WORK INSTRUCTIONS |
State how many lines in the records hold the word "дверных", giving the number and no other text.

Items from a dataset
•••••

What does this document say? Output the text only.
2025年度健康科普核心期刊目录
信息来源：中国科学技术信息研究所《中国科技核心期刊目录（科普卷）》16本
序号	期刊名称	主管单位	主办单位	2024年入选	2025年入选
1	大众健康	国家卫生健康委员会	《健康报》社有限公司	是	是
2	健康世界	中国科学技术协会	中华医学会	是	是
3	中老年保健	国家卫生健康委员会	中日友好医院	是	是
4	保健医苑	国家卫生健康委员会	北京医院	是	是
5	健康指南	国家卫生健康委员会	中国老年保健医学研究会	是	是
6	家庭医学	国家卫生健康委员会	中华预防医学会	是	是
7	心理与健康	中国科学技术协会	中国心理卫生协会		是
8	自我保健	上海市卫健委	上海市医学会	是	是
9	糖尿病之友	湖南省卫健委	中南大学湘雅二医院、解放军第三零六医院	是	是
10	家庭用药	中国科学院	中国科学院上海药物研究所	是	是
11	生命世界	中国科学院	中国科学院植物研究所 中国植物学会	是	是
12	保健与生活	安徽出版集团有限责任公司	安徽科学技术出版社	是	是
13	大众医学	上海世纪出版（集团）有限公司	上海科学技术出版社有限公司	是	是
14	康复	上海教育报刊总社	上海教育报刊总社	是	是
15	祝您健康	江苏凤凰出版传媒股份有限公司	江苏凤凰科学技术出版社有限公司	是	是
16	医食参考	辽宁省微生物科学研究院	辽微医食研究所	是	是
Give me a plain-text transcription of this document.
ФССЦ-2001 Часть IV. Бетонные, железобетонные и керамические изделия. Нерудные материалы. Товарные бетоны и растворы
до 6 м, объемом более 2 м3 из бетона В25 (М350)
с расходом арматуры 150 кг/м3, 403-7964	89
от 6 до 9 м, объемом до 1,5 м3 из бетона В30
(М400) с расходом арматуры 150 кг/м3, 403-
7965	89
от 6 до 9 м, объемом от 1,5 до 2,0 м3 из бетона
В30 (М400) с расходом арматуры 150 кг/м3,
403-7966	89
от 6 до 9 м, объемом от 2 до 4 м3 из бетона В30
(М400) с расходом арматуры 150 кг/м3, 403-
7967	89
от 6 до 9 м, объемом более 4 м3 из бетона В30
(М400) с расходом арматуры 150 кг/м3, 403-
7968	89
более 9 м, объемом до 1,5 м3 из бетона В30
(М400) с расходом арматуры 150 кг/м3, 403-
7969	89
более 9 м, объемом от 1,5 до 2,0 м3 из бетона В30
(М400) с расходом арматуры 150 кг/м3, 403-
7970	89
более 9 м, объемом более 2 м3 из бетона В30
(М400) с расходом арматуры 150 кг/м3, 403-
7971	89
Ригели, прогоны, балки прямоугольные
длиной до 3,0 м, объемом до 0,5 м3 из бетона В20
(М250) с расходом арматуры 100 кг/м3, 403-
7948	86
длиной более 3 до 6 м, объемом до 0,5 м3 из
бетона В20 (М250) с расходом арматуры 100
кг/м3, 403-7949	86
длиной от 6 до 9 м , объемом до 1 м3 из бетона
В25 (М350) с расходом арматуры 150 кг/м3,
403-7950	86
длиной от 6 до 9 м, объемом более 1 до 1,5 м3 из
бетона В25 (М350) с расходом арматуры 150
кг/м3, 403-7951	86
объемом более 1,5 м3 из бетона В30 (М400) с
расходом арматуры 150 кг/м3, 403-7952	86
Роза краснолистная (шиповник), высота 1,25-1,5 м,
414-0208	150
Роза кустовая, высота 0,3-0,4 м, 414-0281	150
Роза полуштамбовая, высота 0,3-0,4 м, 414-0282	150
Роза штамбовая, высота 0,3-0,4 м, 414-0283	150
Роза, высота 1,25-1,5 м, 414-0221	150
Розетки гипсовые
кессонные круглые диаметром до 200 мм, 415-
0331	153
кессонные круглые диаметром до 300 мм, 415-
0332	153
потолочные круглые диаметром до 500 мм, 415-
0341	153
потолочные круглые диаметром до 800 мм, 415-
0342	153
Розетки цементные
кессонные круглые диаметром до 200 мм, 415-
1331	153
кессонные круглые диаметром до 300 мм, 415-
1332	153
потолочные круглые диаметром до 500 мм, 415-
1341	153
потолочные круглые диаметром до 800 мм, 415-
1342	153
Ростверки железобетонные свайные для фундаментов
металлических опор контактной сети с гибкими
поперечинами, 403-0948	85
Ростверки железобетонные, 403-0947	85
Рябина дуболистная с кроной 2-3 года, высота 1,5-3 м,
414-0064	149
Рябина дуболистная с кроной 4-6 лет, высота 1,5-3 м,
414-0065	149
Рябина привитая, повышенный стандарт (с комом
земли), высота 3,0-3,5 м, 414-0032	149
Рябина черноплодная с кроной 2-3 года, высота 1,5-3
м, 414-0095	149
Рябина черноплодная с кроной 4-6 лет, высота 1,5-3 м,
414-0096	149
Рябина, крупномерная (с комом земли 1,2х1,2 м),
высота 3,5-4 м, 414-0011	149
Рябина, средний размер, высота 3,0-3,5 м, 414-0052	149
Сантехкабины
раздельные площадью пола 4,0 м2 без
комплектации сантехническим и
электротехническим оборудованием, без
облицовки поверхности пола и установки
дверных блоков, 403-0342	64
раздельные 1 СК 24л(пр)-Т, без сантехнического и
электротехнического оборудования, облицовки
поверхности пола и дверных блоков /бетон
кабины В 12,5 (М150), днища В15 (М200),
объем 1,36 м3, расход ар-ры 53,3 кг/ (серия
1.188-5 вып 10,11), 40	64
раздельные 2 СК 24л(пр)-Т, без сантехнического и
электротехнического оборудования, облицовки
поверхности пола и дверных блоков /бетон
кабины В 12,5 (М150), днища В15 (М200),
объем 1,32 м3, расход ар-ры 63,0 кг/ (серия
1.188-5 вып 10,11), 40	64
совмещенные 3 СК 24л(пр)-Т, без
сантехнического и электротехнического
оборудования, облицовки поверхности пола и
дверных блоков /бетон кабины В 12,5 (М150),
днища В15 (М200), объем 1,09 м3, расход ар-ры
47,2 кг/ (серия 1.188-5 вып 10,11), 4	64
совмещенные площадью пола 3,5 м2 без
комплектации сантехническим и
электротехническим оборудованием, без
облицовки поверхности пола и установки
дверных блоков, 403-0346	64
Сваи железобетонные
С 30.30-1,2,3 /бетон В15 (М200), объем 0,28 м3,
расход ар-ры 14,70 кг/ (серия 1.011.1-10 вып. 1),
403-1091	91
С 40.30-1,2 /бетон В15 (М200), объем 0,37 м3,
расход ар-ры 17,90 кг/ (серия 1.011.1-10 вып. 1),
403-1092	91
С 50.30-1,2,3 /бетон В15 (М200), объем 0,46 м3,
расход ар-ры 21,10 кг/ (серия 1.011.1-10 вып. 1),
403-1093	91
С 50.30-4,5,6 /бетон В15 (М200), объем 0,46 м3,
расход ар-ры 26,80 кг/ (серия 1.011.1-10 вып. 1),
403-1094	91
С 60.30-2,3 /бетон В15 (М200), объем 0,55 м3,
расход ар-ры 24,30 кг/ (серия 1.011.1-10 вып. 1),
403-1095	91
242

•••••

CORRECT OUTPUT |
5